GOAL:
Which lines in the material below contain the word "Eastern"? Copy each of them.
[begin DATA FOR PROCESSING]
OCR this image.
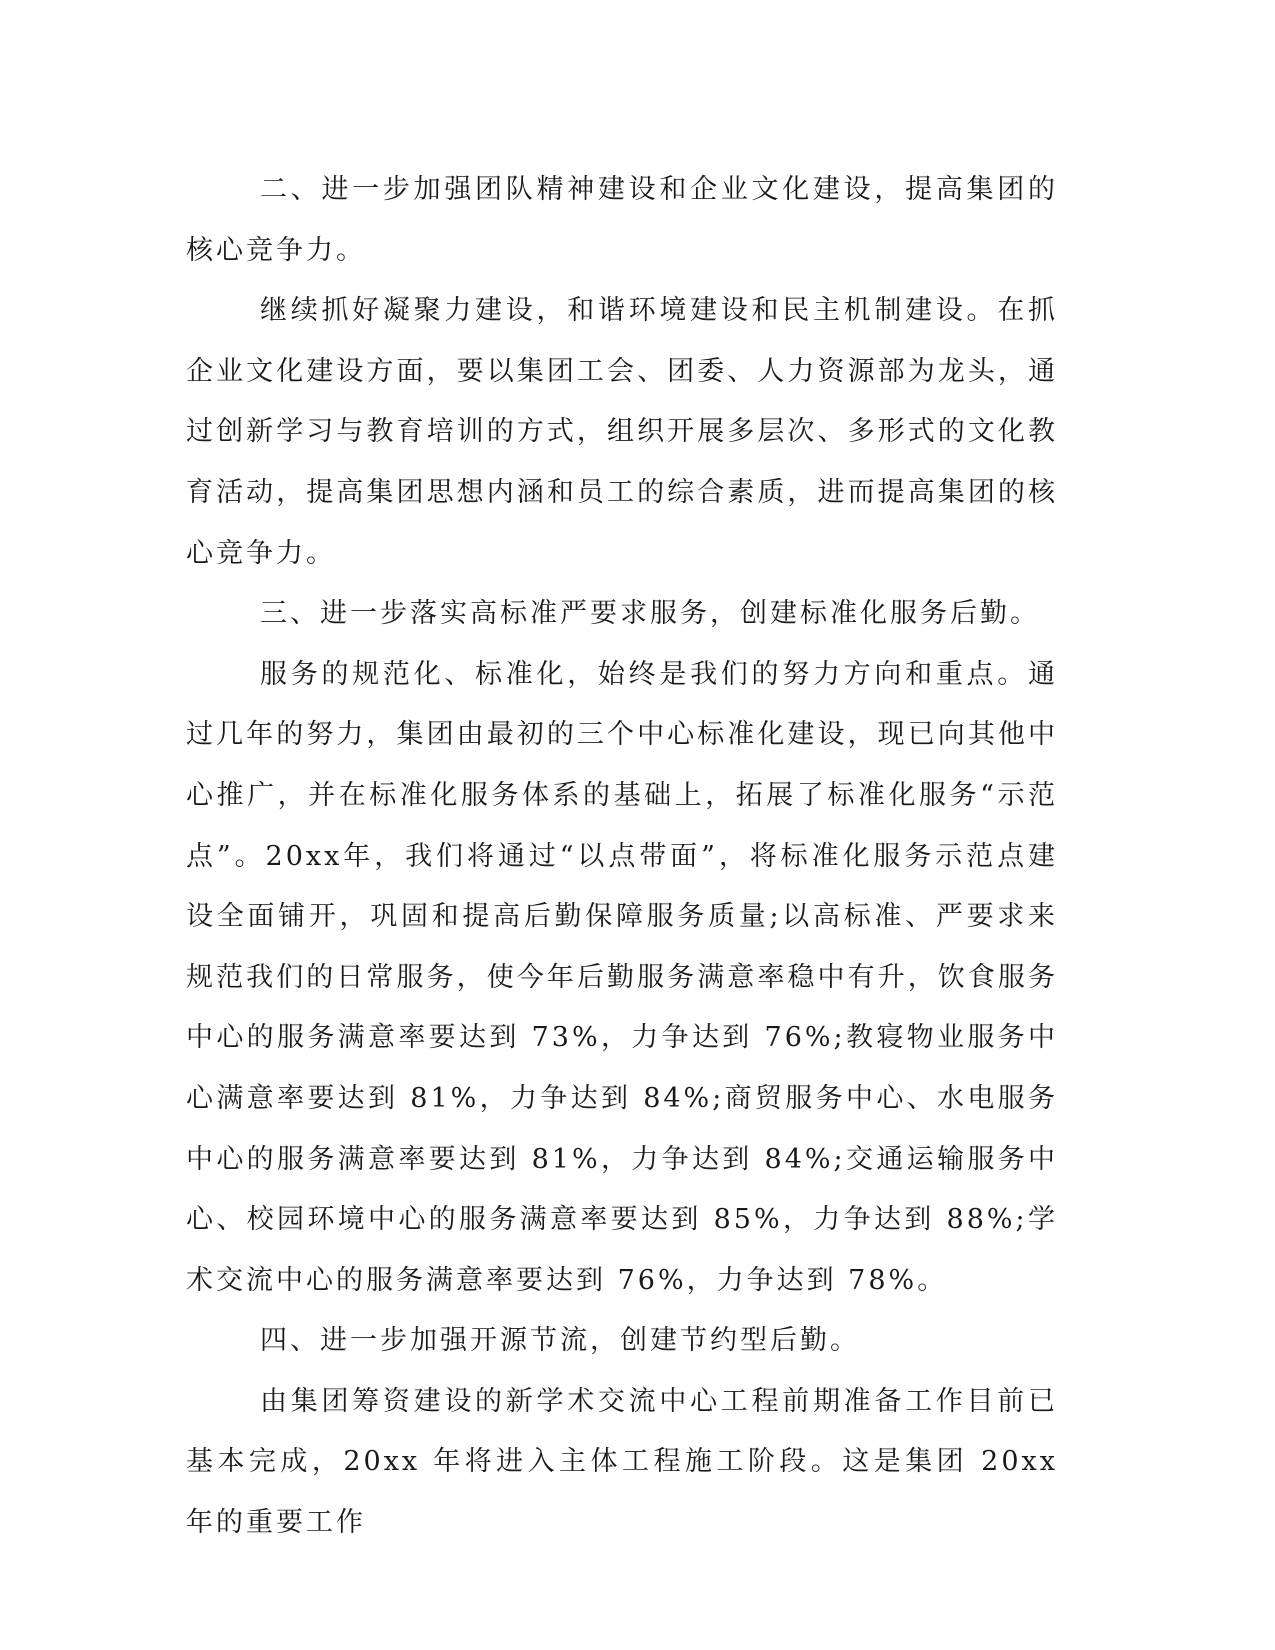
二、进一步加强团队精神建设和企业文化建设，提高集团的核心竞争力。

继续抓好凝聚力建设，和谐环境建设和民主机制建设。在抓企业文化建设方面，要以集团工会、团委、人力资源部为龙头，通过创新学习与教育培训的方式，组织开展多层次、多形式的文化教育活动，提高集团思想内涵和员工的综合素质，进而提高集团的核心竞争力。

三、进一步落实高标准严要求服务，创建标准化服务后勤。

服务的规范化、标准化，始终是我们的努力方向和重点。通过几年的努力，集团由最初的三个中心标准化建设，现已向其他中心推广，并在标准化服务体系的基础上，拓展了标准化服务“示范点”。20xx年，我们将通过“以点带面”，将标准化服务示范点建设全面铺开，巩固和提高后勤保障服务质量;以高标准、严要求来规范我们的日常服务，使今年后勤服务满意率稳中有升，饮食服务中心的服务满意率要达到 73%，力争达到 76%;教寝物业服务中心满意率要达到 81%，力争达到 84%;商贸服务中心、水电服务中心的服务满意率要达到 81%，力争达到 84%;交通运输服务中心、校园环境中心的服务满意率要达到 85%，力争达到 88%;学术交流中心的服务满意率要达到 76%，力争达到 78%。

四、进一步加强开源节流，创建节约型后勤。

由集团筹资建设的新学术交流中心工程前期准备工作目前已基本完成，20xx 年将进入主体工程施工阶段。这是集团 20xx 年的重要工作
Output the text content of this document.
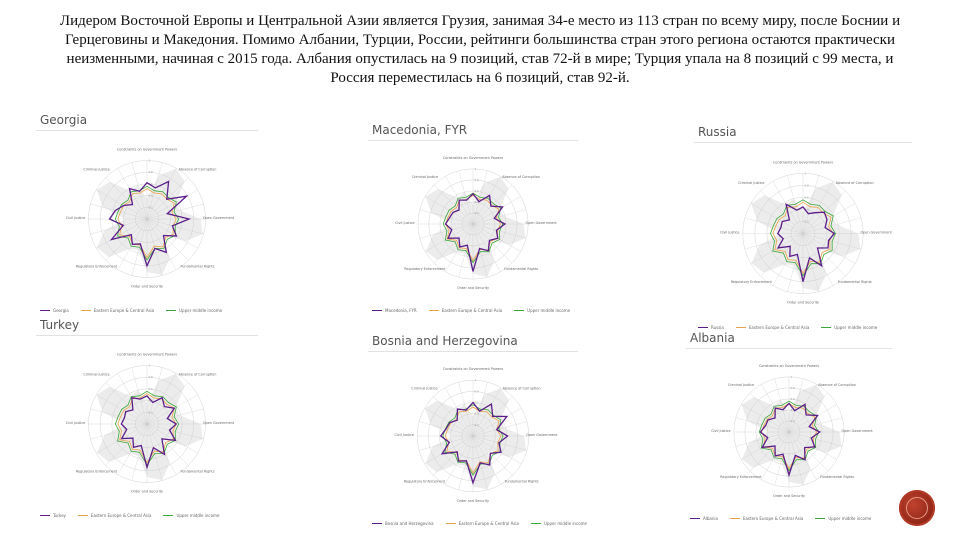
Лидером Восточной Европы и Центральной Азии является Грузия, занимая 34-е место из 113 стран по всему миру, после Боснии и Герцеговины и Македония. Помимо Албании, Турции, России, рейтинги большинства стран этого региона остаются практически неизменными, начиная с 2015 года. Албания опустилась на 9 позиций, став 72-й в мире; Турция упала на 8 позиций с 99 места, и Россия переместилась на 6 позиций, став 92-й.

Georgia
0.2
0.4
0.6
0.8
1
Constraints on Government Powers
Absence of Corruption
Open Government
Fundamental Rights
Order and Security
Regulatory Enforcement
Civil Justice
Criminal Justice
Georgia	Eastern Europe & Central Asia	Upper middle income
Macedonia, FYR
0.2
0.4
0.6
0.8
1
Constraints on Government Powers
Absence of Corruption
Open Government
Fundamental Rights
Order and Security
Regulatory Enforcement
Civil Justice
Criminal Justice
Macedonia, FYR	Eastern Europe & Central Asia	Upper middle income
Russia
0.2
0.4
0.6
0.8
1
Constraints on Government Powers
Absence of Corruption
Open Government
Fundamental Rights
Order and Security
Regulatory Enforcement
Civil Justice
Criminal Justice
Russia	Eastern Europe & Central Asia	Upper middle income
Turkey
0.2
0.4
0.6
0.8
1
Constraints on Government Powers
Absence of Corruption
Open Government
Fundamental Rights
Order and Security
Regulatory Enforcement
Civil Justice
Criminal Justice
Turkey	Eastern Europe & Central Asia	Upper middle income
Bosnia and Herzegovina
0.2
0.4
0.6
0.8
1
Constraints on Government Powers
Absence of Corruption
Open Government
Fundamental Rights
Order and Security
Regulatory Enforcement
Civil Justice
Criminal Justice
Bosnia and Herzegovina	Eastern Europe & Central Asia	Upper middle income
Albania
0.2
0.4
0.6
0.8
1
Constraints on Government Powers
Absence of Corruption
Open Government
Fundamental Rights
Order and Security
Regulatory Enforcement
Civil Justice
Criminal Justice
Albania	Eastern Europe & Central Asia	Upper middle income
[end DATA FOR PROCESSING]
THE OUTPUT:
Georgia	Eastern Europe & Central Asia	Upper middle income
Macedonia, FYR	Eastern Europe & Central Asia	Upper middle income
Russia	Eastern Europe & Central Asia	Upper middle income
Turkey	Eastern Europe & Central Asia	Upper middle income
Bosnia and Herzegovina	Eastern Europe & Central Asia	Upper middle income
Albania	Eastern Europe & Central Asia	Upper middle income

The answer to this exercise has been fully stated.